Task: Below is a listing; reproduce each line of it exactly.

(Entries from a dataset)
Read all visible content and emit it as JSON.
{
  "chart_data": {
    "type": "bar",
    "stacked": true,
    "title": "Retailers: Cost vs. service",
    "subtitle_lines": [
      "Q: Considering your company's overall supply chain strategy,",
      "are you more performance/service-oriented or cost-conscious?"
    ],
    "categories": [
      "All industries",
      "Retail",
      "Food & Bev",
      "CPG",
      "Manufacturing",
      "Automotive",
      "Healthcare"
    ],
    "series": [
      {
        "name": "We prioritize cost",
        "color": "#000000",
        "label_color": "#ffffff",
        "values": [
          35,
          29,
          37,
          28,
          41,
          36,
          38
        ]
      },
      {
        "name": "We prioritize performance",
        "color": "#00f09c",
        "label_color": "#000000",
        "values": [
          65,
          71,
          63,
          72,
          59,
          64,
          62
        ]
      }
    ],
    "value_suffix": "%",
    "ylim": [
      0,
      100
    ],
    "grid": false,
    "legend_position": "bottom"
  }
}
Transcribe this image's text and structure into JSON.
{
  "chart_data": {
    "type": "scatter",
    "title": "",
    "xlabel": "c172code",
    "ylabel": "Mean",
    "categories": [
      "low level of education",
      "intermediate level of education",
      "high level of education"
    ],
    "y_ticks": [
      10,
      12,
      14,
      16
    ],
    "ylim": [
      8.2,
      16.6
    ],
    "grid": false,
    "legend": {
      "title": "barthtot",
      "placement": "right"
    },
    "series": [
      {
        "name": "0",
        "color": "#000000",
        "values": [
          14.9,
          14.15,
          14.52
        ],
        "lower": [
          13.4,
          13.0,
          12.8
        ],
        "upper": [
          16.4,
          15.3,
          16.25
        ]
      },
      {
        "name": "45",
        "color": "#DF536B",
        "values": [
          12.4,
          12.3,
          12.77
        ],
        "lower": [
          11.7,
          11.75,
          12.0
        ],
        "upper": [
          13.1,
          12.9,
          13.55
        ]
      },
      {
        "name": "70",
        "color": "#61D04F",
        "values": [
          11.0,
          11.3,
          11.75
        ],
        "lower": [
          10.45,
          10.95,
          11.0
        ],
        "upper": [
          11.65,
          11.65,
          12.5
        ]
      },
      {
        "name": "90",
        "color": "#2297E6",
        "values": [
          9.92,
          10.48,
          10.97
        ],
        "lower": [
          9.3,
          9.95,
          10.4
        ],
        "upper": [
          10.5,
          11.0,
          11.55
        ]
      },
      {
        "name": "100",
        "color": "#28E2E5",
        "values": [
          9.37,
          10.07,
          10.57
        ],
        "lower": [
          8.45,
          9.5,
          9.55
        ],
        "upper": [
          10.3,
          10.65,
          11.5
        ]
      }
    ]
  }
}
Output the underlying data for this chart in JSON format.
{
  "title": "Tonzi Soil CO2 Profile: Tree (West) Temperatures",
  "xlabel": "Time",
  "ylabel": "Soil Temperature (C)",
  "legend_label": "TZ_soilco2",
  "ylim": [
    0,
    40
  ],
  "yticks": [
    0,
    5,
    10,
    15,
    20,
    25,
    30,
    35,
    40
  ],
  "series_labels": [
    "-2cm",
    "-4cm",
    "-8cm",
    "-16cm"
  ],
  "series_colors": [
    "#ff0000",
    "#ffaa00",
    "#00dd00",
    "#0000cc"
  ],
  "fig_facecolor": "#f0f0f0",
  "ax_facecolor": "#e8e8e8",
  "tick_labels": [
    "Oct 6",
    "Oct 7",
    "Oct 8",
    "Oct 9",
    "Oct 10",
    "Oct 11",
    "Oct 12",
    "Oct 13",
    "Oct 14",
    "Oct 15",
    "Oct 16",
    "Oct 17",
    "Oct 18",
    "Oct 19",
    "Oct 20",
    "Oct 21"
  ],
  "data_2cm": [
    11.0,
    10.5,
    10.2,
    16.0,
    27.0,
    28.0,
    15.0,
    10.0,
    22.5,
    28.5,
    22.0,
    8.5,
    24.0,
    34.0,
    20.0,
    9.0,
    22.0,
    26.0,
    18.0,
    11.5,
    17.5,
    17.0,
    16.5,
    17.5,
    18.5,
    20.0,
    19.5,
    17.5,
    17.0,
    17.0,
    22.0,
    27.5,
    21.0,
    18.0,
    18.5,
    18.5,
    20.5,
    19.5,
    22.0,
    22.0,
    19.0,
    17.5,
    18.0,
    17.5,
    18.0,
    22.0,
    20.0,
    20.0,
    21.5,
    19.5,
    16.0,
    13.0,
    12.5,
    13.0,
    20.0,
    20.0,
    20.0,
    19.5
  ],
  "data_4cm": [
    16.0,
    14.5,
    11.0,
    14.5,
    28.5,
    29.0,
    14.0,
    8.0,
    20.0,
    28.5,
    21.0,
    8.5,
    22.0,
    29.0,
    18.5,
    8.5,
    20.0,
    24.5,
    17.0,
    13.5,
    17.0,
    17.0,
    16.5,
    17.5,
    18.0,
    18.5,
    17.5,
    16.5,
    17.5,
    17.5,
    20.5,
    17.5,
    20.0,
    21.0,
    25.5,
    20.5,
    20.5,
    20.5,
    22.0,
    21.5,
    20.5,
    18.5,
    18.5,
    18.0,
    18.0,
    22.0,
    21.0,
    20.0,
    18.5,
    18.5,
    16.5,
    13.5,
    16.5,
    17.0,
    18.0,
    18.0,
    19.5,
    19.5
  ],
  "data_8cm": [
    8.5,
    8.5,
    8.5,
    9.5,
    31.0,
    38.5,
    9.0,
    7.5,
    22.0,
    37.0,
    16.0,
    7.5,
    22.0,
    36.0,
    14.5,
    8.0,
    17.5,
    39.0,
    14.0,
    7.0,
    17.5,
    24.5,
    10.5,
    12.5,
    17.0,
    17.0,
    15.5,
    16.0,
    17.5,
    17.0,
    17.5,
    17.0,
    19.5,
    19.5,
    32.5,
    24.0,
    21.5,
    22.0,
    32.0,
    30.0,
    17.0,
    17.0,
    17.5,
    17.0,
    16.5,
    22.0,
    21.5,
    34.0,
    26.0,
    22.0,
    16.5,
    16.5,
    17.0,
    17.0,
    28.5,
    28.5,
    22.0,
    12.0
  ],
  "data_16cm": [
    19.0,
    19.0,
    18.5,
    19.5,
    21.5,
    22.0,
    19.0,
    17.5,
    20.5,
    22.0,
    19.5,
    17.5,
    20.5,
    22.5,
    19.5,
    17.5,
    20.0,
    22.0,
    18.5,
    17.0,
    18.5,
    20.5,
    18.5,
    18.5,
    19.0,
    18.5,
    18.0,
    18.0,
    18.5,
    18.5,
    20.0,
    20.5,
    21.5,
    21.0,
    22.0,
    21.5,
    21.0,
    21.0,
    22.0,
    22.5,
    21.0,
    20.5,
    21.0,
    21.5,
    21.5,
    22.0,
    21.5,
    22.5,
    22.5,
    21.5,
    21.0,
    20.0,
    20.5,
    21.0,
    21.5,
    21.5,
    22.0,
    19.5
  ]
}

Task solution:
Read all visible content and emit it as JSON.
{
  "chart_data": {
    "type": "bar",
    "stacked": true,
    "title": "Retailers: Cost vs. service",
    "subtitle_lines": [
      "Q: Considering your company's overall supply chain strategy,",
      "are you more performance/service-oriented or cost-conscious?"
    ],
    "categories": [
      "All industries",
      "Retail",
      "Food & Bev",
      "CPG",
      "Manufacturing",
      "Automotive",
      "Healthcare"
    ],
    "series": [
      {
        "name": "We prioritize cost",
        "color": "#000000",
        "label_color": "#ffffff",
        "values": [
          35,
          29,
          37,
          28,
          41,
          36,
          38
        ]
      },
      {
        "name": "We prioritize performance",
        "color": "#00f09c",
        "label_color": "#000000",
        "values": [
          65,
          71,
          63,
          72,
          59,
          64,
          62
        ]
      }
    ],
    "value_suffix": "%",
    "ylim": [
      0,
      100
    ],
    "grid": false,
    "legend_position": "bottom"
  }
}
Transcribe this image's text and structure into JSON.
{
  "chart_data": {
    "type": "scatter",
    "title": "",
    "xlabel": "c172code",
    "ylabel": "Mean",
    "categories": [
      "low level of education",
      "intermediate level of education",
      "high level of education"
    ],
    "y_ticks": [
      10,
      12,
      14,
      16
    ],
    "ylim": [
      8.2,
      16.6
    ],
    "grid": false,
    "legend": {
      "title": "barthtot",
      "placement": "right"
    },
    "series": [
      {
        "name": "0",
        "color": "#000000",
        "values": [
          14.9,
          14.15,
          14.52
        ],
        "lower": [
          13.4,
          13.0,
          12.8
        ],
        "upper": [
          16.4,
          15.3,
          16.25
        ]
      },
      {
        "name": "45",
        "color": "#DF536B",
        "values": [
          12.4,
          12.3,
          12.77
        ],
        "lower": [
          11.7,
          11.75,
          12.0
        ],
        "upper": [
          13.1,
          12.9,
          13.55
        ]
      },
      {
        "name": "70",
        "color": "#61D04F",
        "values": [
          11.0,
          11.3,
          11.75
        ],
        "lower": [
          10.45,
          10.95,
          11.0
        ],
        "upper": [
          11.65,
          11.65,
          12.5
        ]
      },
      {
        "name": "90",
        "color": "#2297E6",
        "values": [
          9.92,
          10.48,
          10.97
        ],
        "lower": [
          9.3,
          9.95,
          10.4
        ],
        "upper": [
          10.5,
          11.0,
          11.55
        ]
      },
      {
        "name": "100",
        "color": "#28E2E5",
        "values": [
          9.37,
          10.07,
          10.57
        ],
        "lower": [
          8.45,
          9.5,
          9.55
        ],
        "upper": [
          10.3,
          10.65,
          11.5
        ]
      }
    ]
  }
}
Output the underlying data for this chart in JSON format.
{
  "title": "Tonzi Soil CO2 Profile: Tree (West) Temperatures",
  "xlabel": "Time",
  "ylabel": "Soil Temperature (C)",
  "legend_label": "TZ_soilco2",
  "ylim": [
    0,
    40
  ],
  "yticks": [
    0,
    5,
    10,
    15,
    20,
    25,
    30,
    35,
    40
  ],
  "series_labels": [
    "-2cm",
    "-4cm",
    "-8cm",
    "-16cm"
  ],
  "series_colors": [
    "#ff0000",
    "#ffaa00",
    "#00dd00",
    "#0000cc"
  ],
  "fig_facecolor": "#f0f0f0",
  "ax_facecolor": "#e8e8e8",
  "tick_labels": [
    "Oct 6",
    "Oct 7",
    "Oct 8",
    "Oct 9",
    "Oct 10",
    "Oct 11",
    "Oct 12",
    "Oct 13",
    "Oct 14",
    "Oct 15",
    "Oct 16",
    "Oct 17",
    "Oct 18",
    "Oct 19",
    "Oct 20",
    "Oct 21"
  ],
  "data_2cm": [
    11.0,
    10.5,
    10.2,
    16.0,
    27.0,
    28.0,
    15.0,
    10.0,
    22.5,
    28.5,
    22.0,
    8.5,
    24.0,
    34.0,
    20.0,
    9.0,
    22.0,
    26.0,
    18.0,
    11.5,
    17.5,
    17.0,
    16.5,
    17.5,
    18.5,
    20.0,
    19.5,
    17.5,
    17.0,
    17.0,
    22.0,
    27.5,
    21.0,
    18.0,
    18.5,
    18.5,
    20.5,
    19.5,
    22.0,
    22.0,
    19.0,
    17.5,
    18.0,
    17.5,
    18.0,
    22.0,
    20.0,
    20.0,
    21.5,
    19.5,
    16.0,
    13.0,
    12.5,
    13.0,
    20.0,
    20.0,
    20.0,
    19.5
  ],
  "data_4cm": [
    16.0,
    14.5,
    11.0,
    14.5,
    28.5,
    29.0,
    14.0,
    8.0,
    20.0,
    28.5,
    21.0,
    8.5,
    22.0,
    29.0,
    18.5,
    8.5,
    20.0,
    24.5,
    17.0,
    13.5,
    17.0,
    17.0,
    16.5,
    17.5,
    18.0,
    18.5,
    17.5,
    16.5,
    17.5,
    17.5,
    20.5,
    17.5,
    20.0,
    21.0,
    25.5,
    20.5,
    20.5,
    20.5,
    22.0,
    21.5,
    20.5,
    18.5,
    18.5,
    18.0,
    18.0,
    22.0,
    21.0,
    20.0,
    18.5,
    18.5,
    16.5,
    13.5,
    16.5,
    17.0,
    18.0,
    18.0,
    19.5,
    19.5
  ],
  "data_8cm": [
    8.5,
    8.5,
    8.5,
    9.5,
    31.0,
    38.5,
    9.0,
    7.5,
    22.0,
    37.0,
    16.0,
    7.5,
    22.0,
    36.0,
    14.5,
    8.0,
    17.5,
    39.0,
    14.0,
    7.0,
    17.5,
    24.5,
    10.5,
    12.5,
    17.0,
    17.0,
    15.5,
    16.0,
    17.5,
    17.0,
    17.5,
    17.0,
    19.5,
    19.5,
    32.5,
    24.0,
    21.5,
    22.0,
    32.0,
    30.0,
    17.0,
    17.0,
    17.5,
    17.0,
    16.5,
    22.0,
    21.5,
    34.0,
    26.0,
    22.0,
    16.5,
    16.5,
    17.0,
    17.0,
    28.5,
    28.5,
    22.0,
    12.0
  ],
  "data_16cm": [
    19.0,
    19.0,
    18.5,
    19.5,
    21.5,
    22.0,
    19.0,
    17.5,
    20.5,
    22.0,
    19.5,
    17.5,
    20.5,
    22.5,
    19.5,
    17.5,
    20.0,
    22.0,
    18.5,
    17.0,
    18.5,
    20.5,
    18.5,
    18.5,
    19.0,
    18.5,
    18.0,
    18.0,
    18.5,
    18.5,
    20.0,
    20.5,
    21.5,
    21.0,
    22.0,
    21.5,
    21.0,
    21.0,
    22.0,
    22.5,
    21.0,
    20.5,
    21.0,
    21.5,
    21.5,
    22.0,
    21.5,
    22.5,
    22.5,
    21.5,
    21.0,
    20.0,
    20.5,
    21.0,
    21.5,
    21.5,
    22.0,
    19.5
  ]
}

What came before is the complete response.